#### TEXTO PROPORCIONADO

En el Niño que se nos ha dado se nos hace concreto el amor de Dios por nosotros

El Papa celebra por cuarta vez una de las misas más esperadas del año: la de la Navidad.
Los pastores descubren sencillamente que “un niño nos ha nacido” y comprenden que toda esta gloria, alegría y luz se concentra en ese signo que el ángel les ha indicado: “Encontrarán un niño envuelto en pañales y acostado en un pesebre”, dijo Francisco en la Misa de la noche del 24 de diciembre. Y advirtió que “este es el signo de siempre para encontrar a Jesús. No sólo entonces, sino también hoy. Si queremos celebrar la verdadera Navidad, contemplemos este signo: la sencillez frágil de un niño recién nacido, la dulzura al verlo recostado, la ternura de los pañales que lo cubren. Allí está Dios”.
Texto de la homilía del Papa en la Misa del Gallo
«Ha aparecido la gracia de Dios, que trae la salvación para todos los hombres» (Tt 2, 11). Las palabras del apóstol Pablo revelan el misterio de esta noche santa: ha aparecido la gracia de Dios, su regalo gratuito; en el Niño que se nos ha dado se hace concreto el amor de Dios por nosotros.
Es una noche de gloria, esa gloria proclamada por los ángeles en Belén y también por nosotros hoy en todo el mundo. Es una noche de alegría, porque desde hoy y para siempre Dios, el Eterno, el Infinito, es Dios con nosotros: no está lejos, no tenemos que buscarlo en las órbitas celestes o en alguna mística idea; está cerca, se ha hecho hombre y no se cansará nunca de nuestra humanidad, que ha hecho suya. Es una noche de luz: esa luz, profetizada por Isaías (cfr. 9,1), que iluminaría a quien camina en tierra tenebrosa, apareció y envolvió a los pastores de Belén (cfr. Lc 2,9).

########

OBJETIVO – Copia de nuevo el texto sobre la homilía de Navidad, todo lo que va desde "Texto de la" hasta "Dios por nosotros.", y renombra "Misa del Gallo" como "Misa de Nochebuena".

#### DATOS RECOPILADOS

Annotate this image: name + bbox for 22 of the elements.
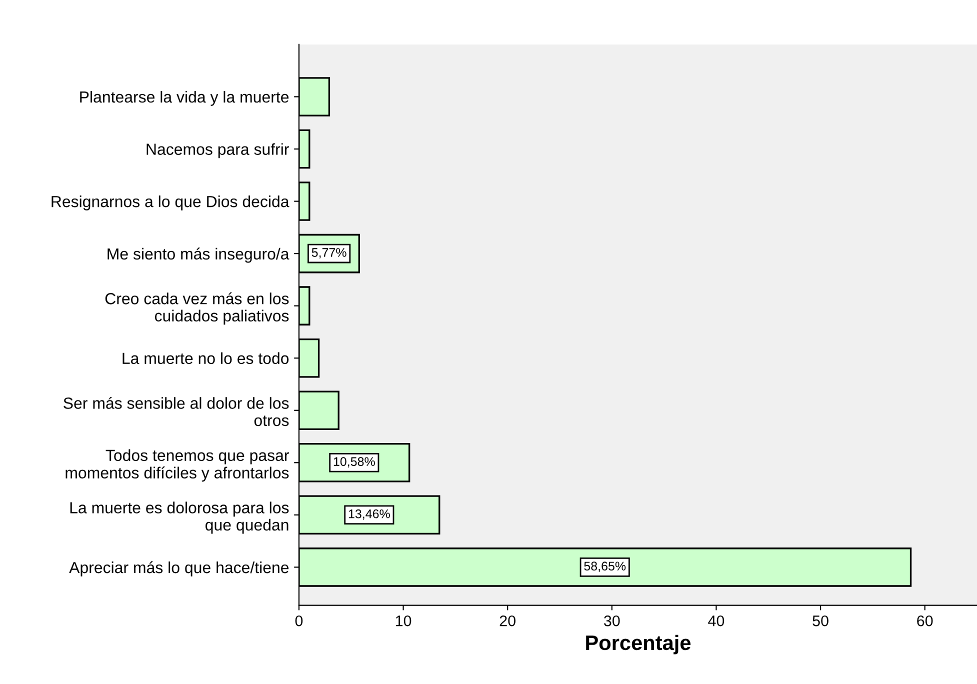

########

RESULTADO DE LA TAREA –
Texto de la homilía del Papa en la Misa de Nochebuena
«Ha aparecido la gracia de Dios, que trae la salvación para todos los hombres» (Tt 2, 11). Las palabras del apóstol Pablo revelan el misterio de esta noche santa: ha aparecido la gracia de Dios, su regalo gratuito; en el Niño que se nos ha dado se hace concreto el amor de Dios por nosotros.